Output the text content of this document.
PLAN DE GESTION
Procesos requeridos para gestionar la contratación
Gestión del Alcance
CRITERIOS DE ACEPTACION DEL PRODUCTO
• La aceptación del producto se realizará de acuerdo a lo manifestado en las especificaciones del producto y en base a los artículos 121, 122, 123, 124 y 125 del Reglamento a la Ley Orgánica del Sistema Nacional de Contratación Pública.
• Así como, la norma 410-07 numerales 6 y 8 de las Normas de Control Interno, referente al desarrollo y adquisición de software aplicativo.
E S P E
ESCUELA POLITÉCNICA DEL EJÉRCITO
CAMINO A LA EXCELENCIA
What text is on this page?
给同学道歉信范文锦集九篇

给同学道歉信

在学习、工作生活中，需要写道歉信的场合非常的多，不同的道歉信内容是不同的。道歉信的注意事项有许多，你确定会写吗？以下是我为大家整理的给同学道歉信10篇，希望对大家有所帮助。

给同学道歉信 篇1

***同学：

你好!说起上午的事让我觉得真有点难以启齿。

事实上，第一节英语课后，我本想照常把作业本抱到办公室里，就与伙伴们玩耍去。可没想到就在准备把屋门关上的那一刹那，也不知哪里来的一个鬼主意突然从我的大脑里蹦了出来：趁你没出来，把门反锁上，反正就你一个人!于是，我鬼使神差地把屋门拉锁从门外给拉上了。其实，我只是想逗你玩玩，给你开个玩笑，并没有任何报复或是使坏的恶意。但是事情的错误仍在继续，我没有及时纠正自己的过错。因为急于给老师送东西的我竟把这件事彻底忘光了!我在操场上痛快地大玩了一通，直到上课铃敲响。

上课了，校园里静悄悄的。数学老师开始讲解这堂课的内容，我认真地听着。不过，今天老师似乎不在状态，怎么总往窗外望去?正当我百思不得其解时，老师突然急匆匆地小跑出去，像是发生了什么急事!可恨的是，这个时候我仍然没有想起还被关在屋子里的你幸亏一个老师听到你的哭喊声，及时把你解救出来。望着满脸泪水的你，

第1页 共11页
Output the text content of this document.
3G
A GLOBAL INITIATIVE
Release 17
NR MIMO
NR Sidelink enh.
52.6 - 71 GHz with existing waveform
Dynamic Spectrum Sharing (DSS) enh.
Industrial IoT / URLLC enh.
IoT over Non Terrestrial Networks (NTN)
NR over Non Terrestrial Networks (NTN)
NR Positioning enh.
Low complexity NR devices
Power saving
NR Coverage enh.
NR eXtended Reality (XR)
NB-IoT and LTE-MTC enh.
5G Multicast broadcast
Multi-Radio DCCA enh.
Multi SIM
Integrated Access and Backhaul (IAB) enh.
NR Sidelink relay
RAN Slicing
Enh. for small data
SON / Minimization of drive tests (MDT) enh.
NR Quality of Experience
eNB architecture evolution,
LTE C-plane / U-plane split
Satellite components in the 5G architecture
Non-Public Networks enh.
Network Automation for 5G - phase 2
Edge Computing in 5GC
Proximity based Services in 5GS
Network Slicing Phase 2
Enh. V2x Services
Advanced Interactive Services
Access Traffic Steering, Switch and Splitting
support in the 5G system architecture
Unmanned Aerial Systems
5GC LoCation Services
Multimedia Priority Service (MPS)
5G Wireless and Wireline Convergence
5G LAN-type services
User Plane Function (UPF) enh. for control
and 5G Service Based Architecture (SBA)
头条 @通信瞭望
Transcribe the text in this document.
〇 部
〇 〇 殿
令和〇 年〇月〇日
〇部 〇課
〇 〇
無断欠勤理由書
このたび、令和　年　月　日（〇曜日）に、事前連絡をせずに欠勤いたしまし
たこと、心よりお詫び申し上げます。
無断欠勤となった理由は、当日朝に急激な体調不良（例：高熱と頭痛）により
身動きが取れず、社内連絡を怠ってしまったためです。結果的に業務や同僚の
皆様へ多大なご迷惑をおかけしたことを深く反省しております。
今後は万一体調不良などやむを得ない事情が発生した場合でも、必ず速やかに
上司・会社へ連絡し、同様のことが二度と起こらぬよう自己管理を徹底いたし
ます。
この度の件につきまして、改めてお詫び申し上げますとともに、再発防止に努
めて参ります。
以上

WHAT YOU NEED TO DO:
Copy all lines from the material that hold "Access".

TASK RESULT:
Integrated Access and Backhaul (IAB) enh.
Access Traffic Steering, Switch and Splitting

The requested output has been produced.